### Data shown:
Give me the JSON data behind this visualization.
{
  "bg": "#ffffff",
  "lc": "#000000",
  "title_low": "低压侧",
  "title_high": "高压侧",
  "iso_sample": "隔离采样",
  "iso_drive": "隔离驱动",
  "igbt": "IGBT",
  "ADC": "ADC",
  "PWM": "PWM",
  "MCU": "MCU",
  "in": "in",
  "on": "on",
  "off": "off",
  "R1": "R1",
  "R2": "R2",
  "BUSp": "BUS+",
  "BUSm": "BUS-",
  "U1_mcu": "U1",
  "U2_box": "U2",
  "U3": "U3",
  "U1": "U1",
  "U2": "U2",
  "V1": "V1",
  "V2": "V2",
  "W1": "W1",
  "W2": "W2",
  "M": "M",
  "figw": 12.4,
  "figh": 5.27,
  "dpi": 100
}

### Do this:
Print the whole listing again, exactly.

### Result for this task:
Give me the JSON data behind this visualization.
{
  "bg": "#ffffff",
  "lc": "#000000",
  "title_low": "低压侧",
  "title_high": "高压侧",
  "iso_sample": "隔离采样",
  "iso_drive": "隔离驱动",
  "igbt": "IGBT",
  "ADC": "ADC",
  "PWM": "PWM",
  "MCU": "MCU",
  "in": "in",
  "on": "on",
  "off": "off",
  "R1": "R1",
  "R2": "R2",
  "BUSp": "BUS+",
  "BUSm": "BUS-",
  "U1_mcu": "U1",
  "U2_box": "U2",
  "U3": "U3",
  "U1": "U1",
  "U2": "U2",
  "V1": "V1",
  "V2": "V2",
  "W1": "W1",
  "W2": "W2",
  "M": "M",
  "figw": 12.4,
  "figh": 5.27,
  "dpi": 100
}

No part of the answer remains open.